» **Problem statement**: Output the entries below exactly as written, omitting pictures.

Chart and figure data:
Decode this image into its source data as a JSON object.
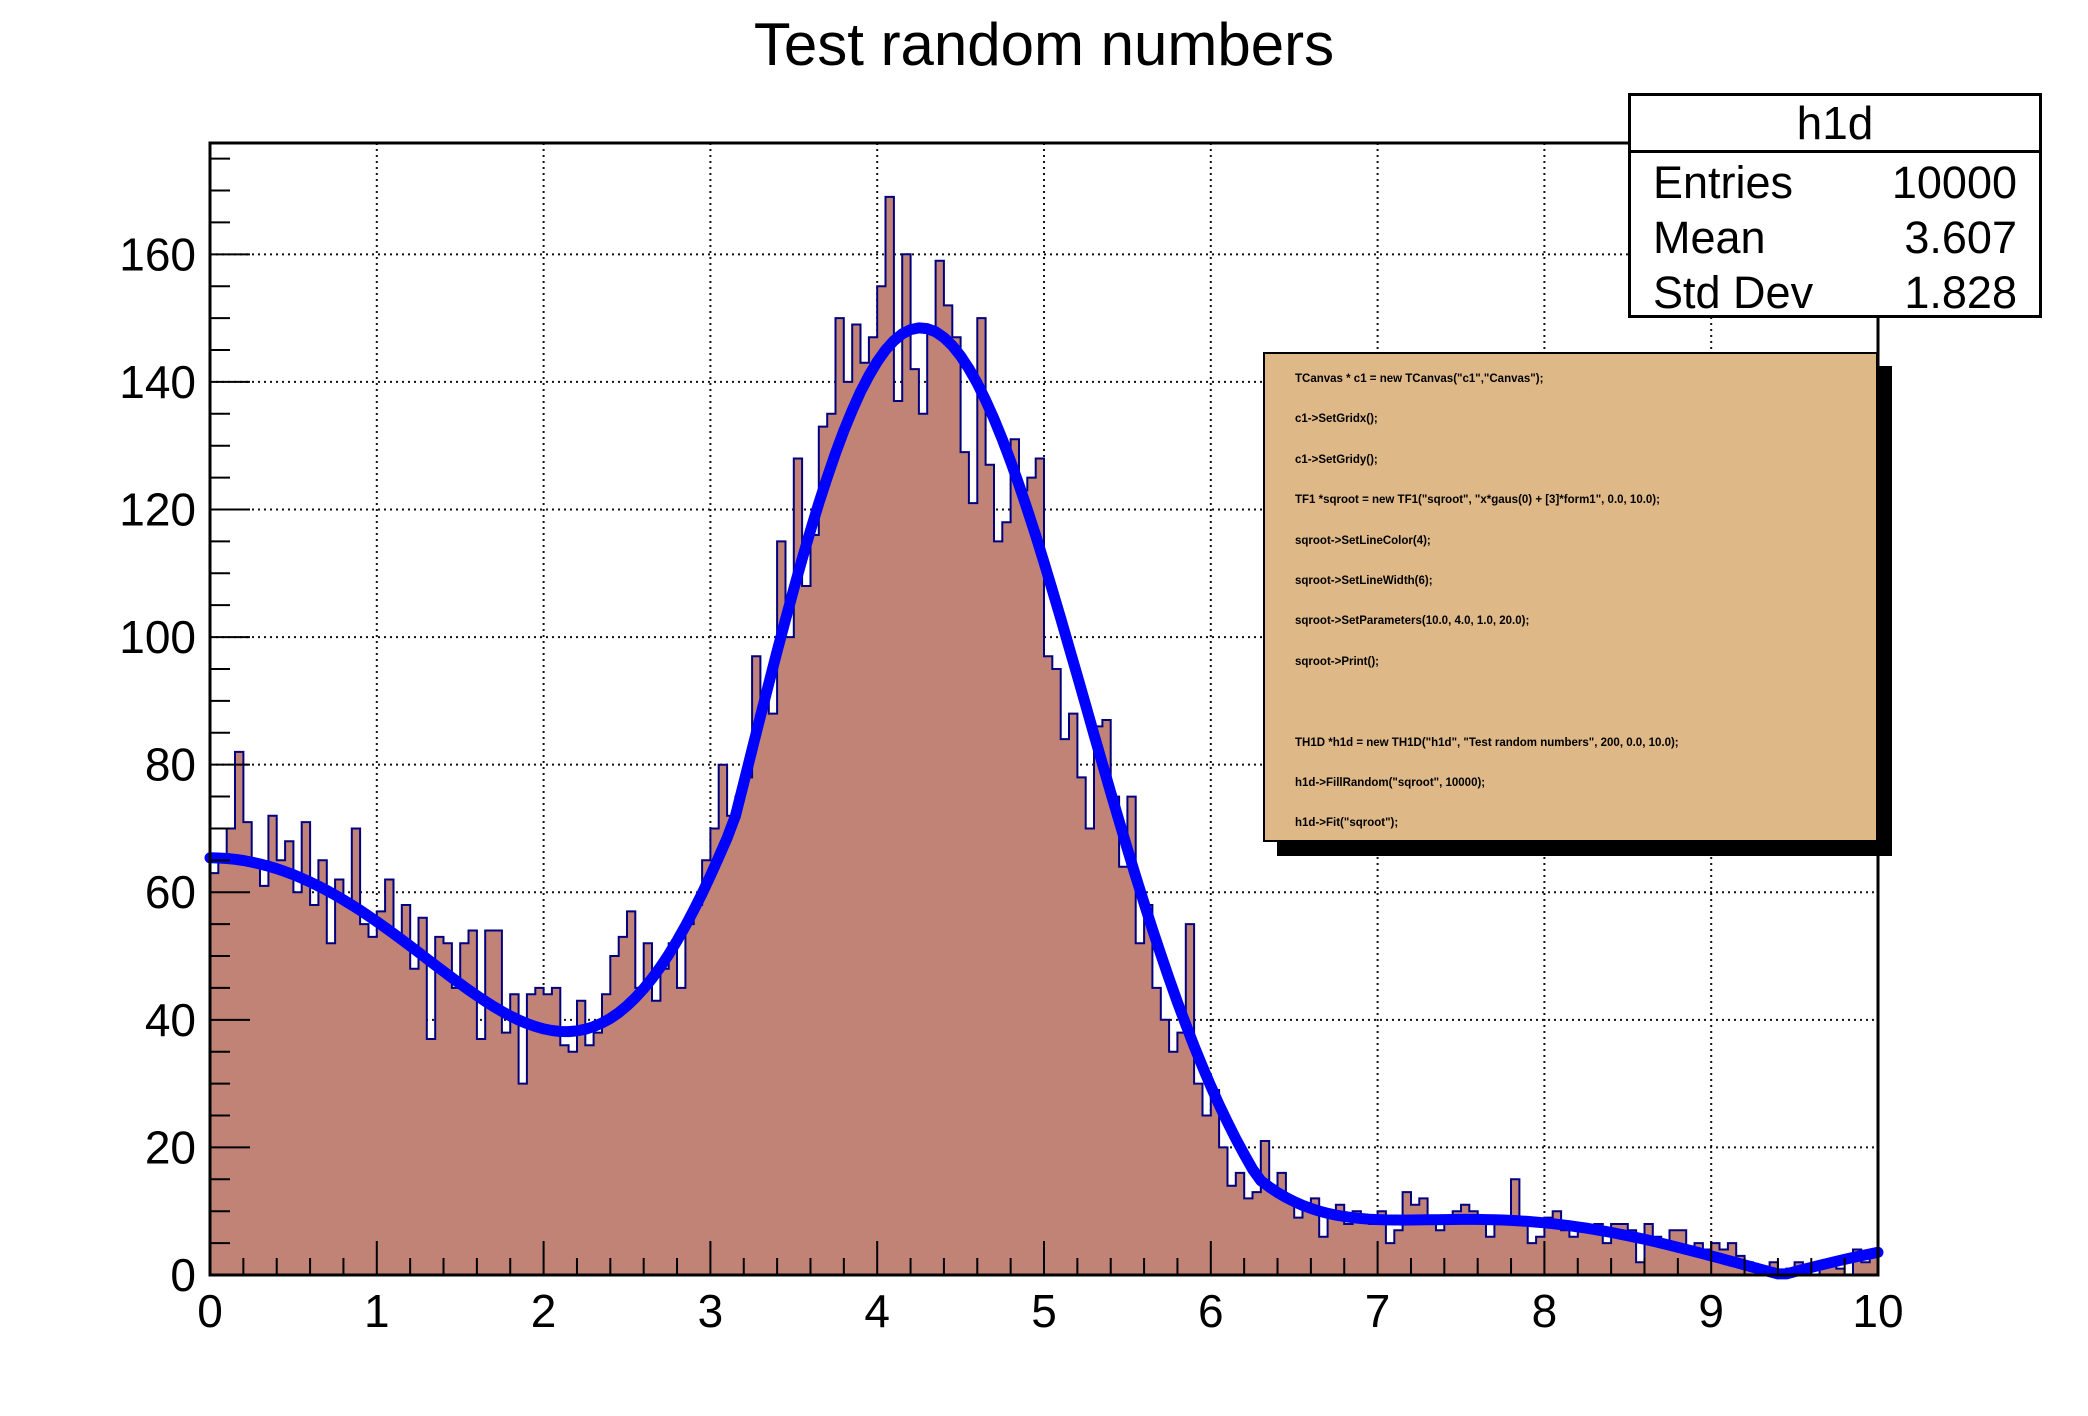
{
  "title": "Test random numbers",
  "stats_box": {
    "title": "h1d",
    "rows": [
      {
        "label": "Entries",
        "value": "10000"
      },
      {
        "label": "Mean",
        "value": "3.607"
      },
      {
        "label": "Std Dev",
        "value": "1.828"
      }
    ]
  },
  "code_pave": {
    "bg_color": "#deb887",
    "lines": [
      "TCanvas * c1 = new TCanvas(\"c1\",\"Canvas\");",
      "c1->SetGridx();",
      "c1->SetGridy();",
      "TF1 *sqroot = new TF1(\"sqroot\", \"x*gaus(0) + [3]*form1\", 0.0, 10.0);",
      "sqroot->SetLineColor(4);",
      "sqroot->SetLineWidth(6);",
      "sqroot->SetParameters(10.0, 4.0, 1.0, 20.0);",
      "sqroot->Print();",
      "",
      "TH1D *h1d = new TH1D(\"h1d\", \"Test random numbers\", 200, 0.0, 10.0);",
      "h1d->FillRandom(\"sqroot\", 10000);",
      "h1d->Fit(\"sqroot\");"
    ]
  },
  "chart_data": {
    "type": "bar",
    "subtype": "histogram-with-fit-line",
    "title": "Test random numbers",
    "xlabel": "",
    "ylabel": "",
    "bins": 200,
    "xmin": 0.0,
    "xmax": 10.0,
    "ylim": [
      0,
      177.45
    ],
    "x_ticks": [
      0,
      1,
      2,
      3,
      4,
      5,
      6,
      7,
      8,
      9,
      10
    ],
    "y_ticks": [
      0,
      20,
      40,
      60,
      80,
      100,
      120,
      140,
      160
    ],
    "grid": true,
    "legend_position": "none",
    "colors": {
      "fill": "#c28377",
      "line": "#000080",
      "grid": "#111111",
      "frame": "#000000"
    },
    "bin_values": [
      63,
      65,
      70,
      82,
      71,
      65,
      61,
      72,
      65,
      68,
      60,
      71,
      58,
      65,
      52,
      62,
      58,
      70,
      55,
      53,
      57,
      62,
      53,
      58,
      48,
      56,
      37,
      53,
      52,
      45,
      52,
      54,
      37,
      54,
      54,
      38,
      44,
      30,
      44,
      45,
      44,
      45,
      36,
      35,
      43,
      36,
      38,
      44,
      50,
      53,
      57,
      45,
      52,
      43,
      48,
      52,
      45,
      55,
      58,
      65,
      70,
      80,
      72,
      75,
      78,
      97,
      90,
      88,
      115,
      100,
      128,
      108,
      116,
      133,
      135,
      150,
      140,
      149,
      143,
      147,
      155,
      169,
      137,
      160,
      142,
      135,
      148,
      159,
      152,
      147,
      129,
      121,
      150,
      127,
      115,
      118,
      131,
      123,
      125,
      128,
      97,
      95,
      84,
      88,
      78,
      70,
      86,
      87,
      75,
      64,
      75,
      52,
      58,
      45,
      40,
      35,
      38,
      55,
      30,
      25,
      29,
      20,
      14,
      16,
      12,
      13,
      21,
      14,
      16,
      12,
      9,
      11,
      12,
      6,
      10,
      11,
      8,
      10,
      9,
      8,
      10,
      5,
      7,
      13,
      11,
      12,
      8,
      7,
      9,
      10,
      11,
      10,
      9,
      6,
      8,
      9,
      15,
      9,
      5,
      6,
      9,
      10,
      7,
      6,
      8,
      7,
      8,
      5,
      8,
      8,
      7,
      2,
      8,
      6,
      5,
      7,
      7,
      4,
      5,
      4,
      5,
      4,
      5,
      3,
      2,
      1,
      0,
      2,
      0,
      1,
      2,
      1,
      0,
      2,
      2,
      1,
      0,
      4,
      2,
      3
    ],
    "fit_curve": {
      "name": "sqroot",
      "formula": "scale*(p0*x*gaus(p1,p2) + p3*abs(sin(x)/x))",
      "params": {
        "p0": 10.0,
        "p1": 4.0,
        "p2": 1.0,
        "p3": 20.0,
        "scale": 3.27
      },
      "color": "#0000ff",
      "width": 11
    }
  }
}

» **The output**:
Decode this image into its source data as a JSON object.
{
  "title": "Test random numbers",
  "stats_box": {
    "title": "h1d",
    "rows": [
      {
        "label": "Entries",
        "value": "10000"
      },
      {
        "label": "Mean",
        "value": "3.607"
      },
      {
        "label": "Std Dev",
        "value": "1.828"
      }
    ]
  },
  "code_pave": {
    "bg_color": "#deb887",
    "lines": [
      "TCanvas * c1 = new TCanvas(\"c1\",\"Canvas\");",
      "c1->SetGridx();",
      "c1->SetGridy();",
      "TF1 *sqroot = new TF1(\"sqroot\", \"x*gaus(0) + [3]*form1\", 0.0, 10.0);",
      "sqroot->SetLineColor(4);",
      "sqroot->SetLineWidth(6);",
      "sqroot->SetParameters(10.0, 4.0, 1.0, 20.0);",
      "sqroot->Print();",
      "",
      "TH1D *h1d = new TH1D(\"h1d\", \"Test random numbers\", 200, 0.0, 10.0);",
      "h1d->FillRandom(\"sqroot\", 10000);",
      "h1d->Fit(\"sqroot\");"
    ]
  },
  "chart_data": {
    "type": "bar",
    "subtype": "histogram-with-fit-line",
    "title": "Test random numbers",
    "xlabel": "",
    "ylabel": "",
    "bins": 200,
    "xmin": 0.0,
    "xmax": 10.0,
    "ylim": [
      0,
      177.45
    ],
    "x_ticks": [
      0,
      1,
      2,
      3,
      4,
      5,
      6,
      7,
      8,
      9,
      10
    ],
    "y_ticks": [
      0,
      20,
      40,
      60,
      80,
      100,
      120,
      140,
      160
    ],
    "grid": true,
    "legend_position": "none",
    "colors": {
      "fill": "#c28377",
      "line": "#000080",
      "grid": "#111111",
      "frame": "#000000"
    },
    "bin_values": [
      63,
      65,
      70,
      82,
      71,
      65,
      61,
      72,
      65,
      68,
      60,
      71,
      58,
      65,
      52,
      62,
      58,
      70,
      55,
      53,
      57,
      62,
      53,
      58,
      48,
      56,
      37,
      53,
      52,
      45,
      52,
      54,
      37,
      54,
      54,
      38,
      44,
      30,
      44,
      45,
      44,
      45,
      36,
      35,
      43,
      36,
      38,
      44,
      50,
      53,
      57,
      45,
      52,
      43,
      48,
      52,
      45,
      55,
      58,
      65,
      70,
      80,
      72,
      75,
      78,
      97,
      90,
      88,
      115,
      100,
      128,
      108,
      116,
      133,
      135,
      150,
      140,
      149,
      143,
      147,
      155,
      169,
      137,
      160,
      142,
      135,
      148,
      159,
      152,
      147,
      129,
      121,
      150,
      127,
      115,
      118,
      131,
      123,
      125,
      128,
      97,
      95,
      84,
      88,
      78,
      70,
      86,
      87,
      75,
      64,
      75,
      52,
      58,
      45,
      40,
      35,
      38,
      55,
      30,
      25,
      29,
      20,
      14,
      16,
      12,
      13,
      21,
      14,
      16,
      12,
      9,
      11,
      12,
      6,
      10,
      11,
      8,
      10,
      9,
      8,
      10,
      5,
      7,
      13,
      11,
      12,
      8,
      7,
      9,
      10,
      11,
      10,
      9,
      6,
      8,
      9,
      15,
      9,
      5,
      6,
      9,
      10,
      7,
      6,
      8,
      7,
      8,
      5,
      8,
      8,
      7,
      2,
      8,
      6,
      5,
      7,
      7,
      4,
      5,
      4,
      5,
      4,
      5,
      3,
      2,
      1,
      0,
      2,
      0,
      1,
      2,
      1,
      0,
      2,
      2,
      1,
      0,
      4,
      2,
      3
    ],
    "fit_curve": {
      "name": "sqroot",
      "formula": "scale*(p0*x*gaus(p1,p2) + p3*abs(sin(x)/x))",
      "params": {
        "p0": 10.0,
        "p1": 4.0,
        "p2": 1.0,
        "p3": 20.0,
        "scale": 3.27
      },
      "color": "#0000ff",
      "width": 11
    }
  }
}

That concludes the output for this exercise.